[Data entries]
══════════
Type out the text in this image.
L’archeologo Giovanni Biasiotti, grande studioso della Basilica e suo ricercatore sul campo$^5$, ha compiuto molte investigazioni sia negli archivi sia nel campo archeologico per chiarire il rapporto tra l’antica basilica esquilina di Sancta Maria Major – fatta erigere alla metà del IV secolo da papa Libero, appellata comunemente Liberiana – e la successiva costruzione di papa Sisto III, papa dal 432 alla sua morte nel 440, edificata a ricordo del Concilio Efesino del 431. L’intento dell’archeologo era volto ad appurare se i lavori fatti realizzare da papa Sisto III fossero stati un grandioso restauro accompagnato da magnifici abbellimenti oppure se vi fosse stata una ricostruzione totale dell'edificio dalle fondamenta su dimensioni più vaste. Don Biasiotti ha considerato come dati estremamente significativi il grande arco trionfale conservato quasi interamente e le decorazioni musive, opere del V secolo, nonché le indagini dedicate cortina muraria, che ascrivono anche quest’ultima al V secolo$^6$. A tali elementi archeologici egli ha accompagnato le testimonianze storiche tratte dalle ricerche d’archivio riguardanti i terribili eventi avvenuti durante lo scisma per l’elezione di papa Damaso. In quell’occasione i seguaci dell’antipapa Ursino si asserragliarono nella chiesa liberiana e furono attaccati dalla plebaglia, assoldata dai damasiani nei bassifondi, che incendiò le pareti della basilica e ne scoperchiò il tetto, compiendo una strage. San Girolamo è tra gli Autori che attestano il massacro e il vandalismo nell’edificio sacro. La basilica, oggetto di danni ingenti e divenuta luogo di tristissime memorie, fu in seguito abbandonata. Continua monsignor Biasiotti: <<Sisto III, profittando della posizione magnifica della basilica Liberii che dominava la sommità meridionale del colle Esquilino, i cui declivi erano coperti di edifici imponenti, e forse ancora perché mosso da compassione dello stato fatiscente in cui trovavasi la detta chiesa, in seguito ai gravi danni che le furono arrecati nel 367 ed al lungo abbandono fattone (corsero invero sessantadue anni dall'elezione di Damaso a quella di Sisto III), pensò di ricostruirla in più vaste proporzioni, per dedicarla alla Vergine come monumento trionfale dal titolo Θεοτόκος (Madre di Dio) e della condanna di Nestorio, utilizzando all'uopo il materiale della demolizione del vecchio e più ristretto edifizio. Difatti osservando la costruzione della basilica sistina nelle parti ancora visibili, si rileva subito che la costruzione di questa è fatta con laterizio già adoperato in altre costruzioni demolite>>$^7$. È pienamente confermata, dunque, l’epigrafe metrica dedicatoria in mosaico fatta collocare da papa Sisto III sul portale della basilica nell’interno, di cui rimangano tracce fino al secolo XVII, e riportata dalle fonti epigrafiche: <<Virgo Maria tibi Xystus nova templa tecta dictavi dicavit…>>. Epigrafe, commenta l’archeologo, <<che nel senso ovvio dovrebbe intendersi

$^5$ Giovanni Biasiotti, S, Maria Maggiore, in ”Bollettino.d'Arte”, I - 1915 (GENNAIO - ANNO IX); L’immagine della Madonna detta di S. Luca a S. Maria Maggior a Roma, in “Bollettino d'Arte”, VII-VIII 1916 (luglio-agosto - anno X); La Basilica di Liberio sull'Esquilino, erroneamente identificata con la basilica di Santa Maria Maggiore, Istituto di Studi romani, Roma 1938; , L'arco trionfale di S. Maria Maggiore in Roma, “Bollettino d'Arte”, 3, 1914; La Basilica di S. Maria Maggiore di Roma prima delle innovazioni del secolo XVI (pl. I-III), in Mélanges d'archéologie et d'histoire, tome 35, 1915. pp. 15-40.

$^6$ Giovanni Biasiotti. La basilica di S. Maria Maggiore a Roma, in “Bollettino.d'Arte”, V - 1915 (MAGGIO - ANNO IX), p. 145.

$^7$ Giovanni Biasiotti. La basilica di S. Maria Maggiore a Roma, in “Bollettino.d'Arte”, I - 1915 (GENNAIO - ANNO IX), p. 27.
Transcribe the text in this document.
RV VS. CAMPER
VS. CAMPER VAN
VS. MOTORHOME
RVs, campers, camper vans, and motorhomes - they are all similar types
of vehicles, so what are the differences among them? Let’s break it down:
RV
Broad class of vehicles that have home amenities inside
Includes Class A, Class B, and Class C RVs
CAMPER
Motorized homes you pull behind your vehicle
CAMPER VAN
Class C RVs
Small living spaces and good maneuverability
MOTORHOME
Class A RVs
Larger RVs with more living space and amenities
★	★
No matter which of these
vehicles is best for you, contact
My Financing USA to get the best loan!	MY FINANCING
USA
══════════
| Problem |
Recopy all the lines exactly as they appear.

| The output |
Type out the text in this image.
L’archeologo Giovanni Biasiotti, grande studioso della Basilica e suo ricercatore sul campo$^5$, ha compiuto molte investigazioni sia negli archivi sia nel campo archeologico per chiarire il rapporto tra l’antica basilica esquilina di Sancta Maria Major – fatta erigere alla metà del IV secolo da papa Libero, appellata comunemente Liberiana – e la successiva costruzione di papa Sisto III, papa dal 432 alla sua morte nel 440, edificata a ricordo del Concilio Efesino del 431. L’intento dell’archeologo era volto ad appurare se i lavori fatti realizzare da papa Sisto III fossero stati un grandioso restauro accompagnato da magnifici abbellimenti oppure se vi fosse stata una ricostruzione totale dell'edificio dalle fondamenta su dimensioni più vaste. Don Biasiotti ha considerato come dati estremamente significativi il grande arco trionfale conservato quasi interamente e le decorazioni musive, opere del V secolo, nonché le indagini dedicate cortina muraria, che ascrivono anche quest’ultima al V secolo$^6$. A tali elementi archeologici egli ha accompagnato le testimonianze storiche tratte dalle ricerche d’archivio riguardanti i terribili eventi avvenuti durante lo scisma per l’elezione di papa Damaso. In quell’occasione i seguaci dell’antipapa Ursino si asserragliarono nella chiesa liberiana e furono attaccati dalla plebaglia, assoldata dai damasiani nei bassifondi, che incendiò le pareti della basilica e ne scoperchiò il tetto, compiendo una strage. San Girolamo è tra gli Autori che attestano il massacro e il vandalismo nell’edificio sacro. La basilica, oggetto di danni ingenti e divenuta luogo di tristissime memorie, fu in seguito abbandonata. Continua monsignor Biasiotti: <<Sisto III, profittando della posizione magnifica della basilica Liberii che dominava la sommità meridionale del colle Esquilino, i cui declivi erano coperti di edifici imponenti, e forse ancora perché mosso da compassione dello stato fatiscente in cui trovavasi la detta chiesa, in seguito ai gravi danni che le furono arrecati nel 367 ed al lungo abbandono fattone (corsero invero sessantadue anni dall'elezione di Damaso a quella di Sisto III), pensò di ricostruirla in più vaste proporzioni, per dedicarla alla Vergine come monumento trionfale dal titolo Θεοτόκος (Madre di Dio) e della condanna di Nestorio, utilizzando all'uopo il materiale della demolizione del vecchio e più ristretto edifizio. Difatti osservando la costruzione della basilica sistina nelle parti ancora visibili, si rileva subito che la costruzione di questa è fatta con laterizio già adoperato in altre costruzioni demolite>>$^7$. È pienamente confermata, dunque, l’epigrafe metrica dedicatoria in mosaico fatta collocare da papa Sisto III sul portale della basilica nell’interno, di cui rimangano tracce fino al secolo XVII, e riportata dalle fonti epigrafiche: <<Virgo Maria tibi Xystus nova templa tecta dictavi dicavit…>>. Epigrafe, commenta l’archeologo, <<che nel senso ovvio dovrebbe intendersi

$^5$ Giovanni Biasiotti, S, Maria Maggiore, in ”Bollettino.d'Arte”, I - 1915 (GENNAIO - ANNO IX); L’immagine della Madonna detta di S. Luca a S. Maria Maggior a Roma, in “Bollettino d'Arte”, VII-VIII 1916 (luglio-agosto - anno X); La Basilica di Liberio sull'Esquilino, erroneamente identificata con la basilica di Santa Maria Maggiore, Istituto di Studi romani, Roma 1938; , L'arco trionfale di S. Maria Maggiore in Roma, “Bollettino d'Arte”, 3, 1914; La Basilica di S. Maria Maggiore di Roma prima delle innovazioni del secolo XVI (pl. I-III), in Mélanges d'archéologie et d'histoire, tome 35, 1915. pp. 15-40.

$^6$ Giovanni Biasiotti. La basilica di S. Maria Maggiore a Roma, in “Bollettino.d'Arte”, V - 1915 (MAGGIO - ANNO IX), p. 145.

$^7$ Giovanni Biasiotti. La basilica di S. Maria Maggiore a Roma, in “Bollettino.d'Arte”, I - 1915 (GENNAIO - ANNO IX), p. 27.
Transcribe the text in this document.
RV VS. CAMPER
VS. CAMPER VAN
VS. MOTORHOME
RVs, campers, camper vans, and motorhomes - they are all similar types
of vehicles, so what are the differences among them? Let’s break it down:
RV
Broad class of vehicles that have home amenities inside
Includes Class A, Class B, and Class C RVs
CAMPER
Motorized homes you pull behind your vehicle
CAMPER VAN
Class C RVs
Small living spaces and good maneuverability
MOTORHOME
Class A RVs
Larger RVs with more living space and amenities
★	★
No matter which of these
vehicles is best for you, contact
My Financing USA to get the best loan!	MY FINANCING
USA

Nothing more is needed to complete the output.